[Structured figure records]

>> Start

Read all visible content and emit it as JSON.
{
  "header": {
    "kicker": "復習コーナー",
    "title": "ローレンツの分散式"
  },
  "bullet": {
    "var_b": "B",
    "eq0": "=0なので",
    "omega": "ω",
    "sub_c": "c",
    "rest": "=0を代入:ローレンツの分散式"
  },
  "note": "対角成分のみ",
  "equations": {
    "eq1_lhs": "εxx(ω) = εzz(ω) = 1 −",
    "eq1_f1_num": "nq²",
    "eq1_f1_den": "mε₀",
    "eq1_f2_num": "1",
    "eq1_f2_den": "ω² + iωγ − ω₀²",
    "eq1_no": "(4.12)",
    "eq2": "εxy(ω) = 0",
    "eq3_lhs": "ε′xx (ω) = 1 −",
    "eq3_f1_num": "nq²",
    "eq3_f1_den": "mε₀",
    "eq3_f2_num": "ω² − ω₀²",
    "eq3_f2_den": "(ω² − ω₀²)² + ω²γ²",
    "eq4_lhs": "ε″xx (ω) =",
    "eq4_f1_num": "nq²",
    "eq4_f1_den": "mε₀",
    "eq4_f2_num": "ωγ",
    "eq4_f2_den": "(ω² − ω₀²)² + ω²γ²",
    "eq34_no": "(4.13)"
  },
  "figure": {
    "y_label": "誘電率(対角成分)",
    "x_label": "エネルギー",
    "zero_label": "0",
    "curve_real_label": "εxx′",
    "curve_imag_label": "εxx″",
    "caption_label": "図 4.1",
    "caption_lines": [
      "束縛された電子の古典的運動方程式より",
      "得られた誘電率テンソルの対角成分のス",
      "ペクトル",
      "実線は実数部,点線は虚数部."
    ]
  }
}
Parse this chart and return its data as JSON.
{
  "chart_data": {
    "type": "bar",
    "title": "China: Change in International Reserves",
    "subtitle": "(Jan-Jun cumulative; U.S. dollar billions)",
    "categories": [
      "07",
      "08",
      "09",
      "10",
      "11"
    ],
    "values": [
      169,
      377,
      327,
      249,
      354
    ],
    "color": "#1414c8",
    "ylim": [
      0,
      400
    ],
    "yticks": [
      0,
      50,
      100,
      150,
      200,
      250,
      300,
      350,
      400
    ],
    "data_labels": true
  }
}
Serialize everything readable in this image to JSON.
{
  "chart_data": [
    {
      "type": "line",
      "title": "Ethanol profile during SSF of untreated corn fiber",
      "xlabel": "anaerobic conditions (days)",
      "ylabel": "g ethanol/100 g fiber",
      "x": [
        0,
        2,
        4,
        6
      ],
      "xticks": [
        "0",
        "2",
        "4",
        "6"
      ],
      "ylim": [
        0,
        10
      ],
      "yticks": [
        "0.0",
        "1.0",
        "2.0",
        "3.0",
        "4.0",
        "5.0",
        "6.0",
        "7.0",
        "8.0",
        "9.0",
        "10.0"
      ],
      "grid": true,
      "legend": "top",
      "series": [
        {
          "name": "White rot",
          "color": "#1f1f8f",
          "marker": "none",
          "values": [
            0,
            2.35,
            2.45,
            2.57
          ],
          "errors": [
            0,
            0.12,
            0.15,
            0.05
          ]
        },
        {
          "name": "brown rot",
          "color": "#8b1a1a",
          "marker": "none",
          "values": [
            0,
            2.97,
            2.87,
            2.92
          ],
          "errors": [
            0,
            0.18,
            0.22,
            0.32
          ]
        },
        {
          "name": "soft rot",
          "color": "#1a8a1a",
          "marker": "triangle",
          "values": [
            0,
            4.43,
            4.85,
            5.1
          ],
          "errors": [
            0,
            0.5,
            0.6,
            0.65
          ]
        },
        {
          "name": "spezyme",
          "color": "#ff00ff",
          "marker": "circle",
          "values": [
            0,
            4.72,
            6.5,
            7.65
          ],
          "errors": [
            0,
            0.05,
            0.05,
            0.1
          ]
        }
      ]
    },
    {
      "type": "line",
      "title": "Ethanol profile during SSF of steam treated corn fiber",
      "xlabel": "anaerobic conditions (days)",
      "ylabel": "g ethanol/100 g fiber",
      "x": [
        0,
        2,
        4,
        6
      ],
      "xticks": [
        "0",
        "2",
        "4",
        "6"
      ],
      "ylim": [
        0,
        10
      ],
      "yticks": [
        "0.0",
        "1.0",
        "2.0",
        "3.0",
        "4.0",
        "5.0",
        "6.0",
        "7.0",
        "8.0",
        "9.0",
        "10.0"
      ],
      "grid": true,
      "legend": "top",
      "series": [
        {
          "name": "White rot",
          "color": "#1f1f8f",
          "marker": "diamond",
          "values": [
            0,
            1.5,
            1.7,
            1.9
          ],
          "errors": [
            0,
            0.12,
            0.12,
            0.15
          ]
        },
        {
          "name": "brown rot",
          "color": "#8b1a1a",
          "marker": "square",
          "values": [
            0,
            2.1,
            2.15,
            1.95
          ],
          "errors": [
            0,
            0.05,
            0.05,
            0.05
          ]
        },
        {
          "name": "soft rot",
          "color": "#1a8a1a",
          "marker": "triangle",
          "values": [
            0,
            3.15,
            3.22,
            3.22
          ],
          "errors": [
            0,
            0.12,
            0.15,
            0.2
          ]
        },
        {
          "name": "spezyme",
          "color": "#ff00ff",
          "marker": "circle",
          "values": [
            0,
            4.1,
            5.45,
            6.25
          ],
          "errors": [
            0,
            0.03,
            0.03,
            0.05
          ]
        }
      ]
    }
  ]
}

>> End

WORK TO BE COMPLETED: Retype all the records, matching them exactly.

FINISHED TASK:
Read all visible content and emit it as JSON.
{
  "header": {
    "kicker": "復習コーナー",
    "title": "ローレンツの分散式"
  },
  "bullet": {
    "var_b": "B",
    "eq0": "=0なので",
    "omega": "ω",
    "sub_c": "c",
    "rest": "=0を代入:ローレンツの分散式"
  },
  "note": "対角成分のみ",
  "equations": {
    "eq1_lhs": "εxx(ω) = εzz(ω) = 1 −",
    "eq1_f1_num": "nq²",
    "eq1_f1_den": "mε₀",
    "eq1_f2_num": "1",
    "eq1_f2_den": "ω² + iωγ − ω₀²",
    "eq1_no": "(4.12)",
    "eq2": "εxy(ω) = 0",
    "eq3_lhs": "ε′xx (ω) = 1 −",
    "eq3_f1_num": "nq²",
    "eq3_f1_den": "mε₀",
    "eq3_f2_num": "ω² − ω₀²",
    "eq3_f2_den": "(ω² − ω₀²)² + ω²γ²",
    "eq4_lhs": "ε″xx (ω) =",
    "eq4_f1_num": "nq²",
    "eq4_f1_den": "mε₀",
    "eq4_f2_num": "ωγ",
    "eq4_f2_den": "(ω² − ω₀²)² + ω²γ²",
    "eq34_no": "(4.13)"
  },
  "figure": {
    "y_label": "誘電率(対角成分)",
    "x_label": "エネルギー",
    "zero_label": "0",
    "curve_real_label": "εxx′",
    "curve_imag_label": "εxx″",
    "caption_label": "図 4.1",
    "caption_lines": [
      "束縛された電子の古典的運動方程式より",
      "得られた誘電率テンソルの対角成分のス",
      "ペクトル",
      "実線は実数部,点線は虚数部."
    ]
  }
}
Parse this chart and return its data as JSON.
{
  "chart_data": {
    "type": "bar",
    "title": "China: Change in International Reserves",
    "subtitle": "(Jan-Jun cumulative; U.S. dollar billions)",
    "categories": [
      "07",
      "08",
      "09",
      "10",
      "11"
    ],
    "values": [
      169,
      377,
      327,
      249,
      354
    ],
    "color": "#1414c8",
    "ylim": [
      0,
      400
    ],
    "yticks": [
      0,
      50,
      100,
      150,
      200,
      250,
      300,
      350,
      400
    ],
    "data_labels": true
  }
}
Serialize everything readable in this image to JSON.
{
  "chart_data": [
    {
      "type": "line",
      "title": "Ethanol profile during SSF of untreated corn fiber",
      "xlabel": "anaerobic conditions (days)",
      "ylabel": "g ethanol/100 g fiber",
      "x": [
        0,
        2,
        4,
        6
      ],
      "xticks": [
        "0",
        "2",
        "4",
        "6"
      ],
      "ylim": [
        0,
        10
      ],
      "yticks": [
        "0.0",
        "1.0",
        "2.0",
        "3.0",
        "4.0",
        "5.0",
        "6.0",
        "7.0",
        "8.0",
        "9.0",
        "10.0"
      ],
      "grid": true,
      "legend": "top",
      "series": [
        {
          "name": "White rot",
          "color": "#1f1f8f",
          "marker": "none",
          "values": [
            0,
            2.35,
            2.45,
            2.57
          ],
          "errors": [
            0,
            0.12,
            0.15,
            0.05
          ]
        },
        {
          "name": "brown rot",
          "color": "#8b1a1a",
          "marker": "none",
          "values": [
            0,
            2.97,
            2.87,
            2.92
          ],
          "errors": [
            0,
            0.18,
            0.22,
            0.32
          ]
        },
        {
          "name": "soft rot",
          "color": "#1a8a1a",
          "marker": "triangle",
          "values": [
            0,
            4.43,
            4.85,
            5.1
          ],
          "errors": [
            0,
            0.5,
            0.6,
            0.65
          ]
        },
        {
          "name": "spezyme",
          "color": "#ff00ff",
          "marker": "circle",
          "values": [
            0,
            4.72,
            6.5,
            7.65
          ],
          "errors": [
            0,
            0.05,
            0.05,
            0.1
          ]
        }
      ]
    },
    {
      "type": "line",
      "title": "Ethanol profile during SSF of steam treated corn fiber",
      "xlabel": "anaerobic conditions (days)",
      "ylabel": "g ethanol/100 g fiber",
      "x": [
        0,
        2,
        4,
        6
      ],
      "xticks": [
        "0",
        "2",
        "4",
        "6"
      ],
      "ylim": [
        0,
        10
      ],
      "yticks": [
        "0.0",
        "1.0",
        "2.0",
        "3.0",
        "4.0",
        "5.0",
        "6.0",
        "7.0",
        "8.0",
        "9.0",
        "10.0"
      ],
      "grid": true,
      "legend": "top",
      "series": [
        {
          "name": "White rot",
          "color": "#1f1f8f",
          "marker": "diamond",
          "values": [
            0,
            1.5,
            1.7,
            1.9
          ],
          "errors": [
            0,
            0.12,
            0.12,
            0.15
          ]
        },
        {
          "name": "brown rot",
          "color": "#8b1a1a",
          "marker": "square",
          "values": [
            0,
            2.1,
            2.15,
            1.95
          ],
          "errors": [
            0,
            0.05,
            0.05,
            0.05
          ]
        },
        {
          "name": "soft rot",
          "color": "#1a8a1a",
          "marker": "triangle",
          "values": [
            0,
            3.15,
            3.22,
            3.22
          ],
          "errors": [
            0,
            0.12,
            0.15,
            0.2
          ]
        },
        {
          "name": "spezyme",
          "color": "#ff00ff",
          "marker": "circle",
          "values": [
            0,
            4.1,
            5.45,
            6.25
          ],
          "errors": [
            0,
            0.03,
            0.03,
            0.05
          ]
        }
      ]
    }
  ]
}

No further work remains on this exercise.